* Start Record set *
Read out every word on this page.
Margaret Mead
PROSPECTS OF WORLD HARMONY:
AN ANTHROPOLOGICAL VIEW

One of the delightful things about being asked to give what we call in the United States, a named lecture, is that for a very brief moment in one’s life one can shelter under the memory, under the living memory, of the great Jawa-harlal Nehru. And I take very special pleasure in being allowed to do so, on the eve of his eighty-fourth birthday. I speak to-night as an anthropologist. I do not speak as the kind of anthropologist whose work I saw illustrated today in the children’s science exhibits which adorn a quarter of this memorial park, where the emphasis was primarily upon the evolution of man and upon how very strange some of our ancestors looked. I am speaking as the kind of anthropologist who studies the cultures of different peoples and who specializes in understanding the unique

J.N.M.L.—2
* End Record set *
What the task requires ::
Hand back the material above in full, exactly as written.

Correct response ::
Read out every word on this page.
Margaret Mead
PROSPECTS OF WORLD HARMONY:
AN ANTHROPOLOGICAL VIEW

One of the delightful things about being asked to give what we call in the United States, a named lecture, is that for a very brief moment in one’s life one can shelter under the memory, under the living memory, of the great Jawa-harlal Nehru. And I take very special pleasure in being allowed to do so, on the eve of his eighty-fourth birthday. I speak to-night as an anthropologist. I do not speak as the kind of anthropologist whose work I saw illustrated today in the children’s science exhibits which adorn a quarter of this memorial park, where the emphasis was primarily upon the evolution of man and upon how very strange some of our ancestors looked. I am speaking as the kind of anthropologist who studies the cultures of different peoples and who specializes in understanding the unique

J.N.M.L.—2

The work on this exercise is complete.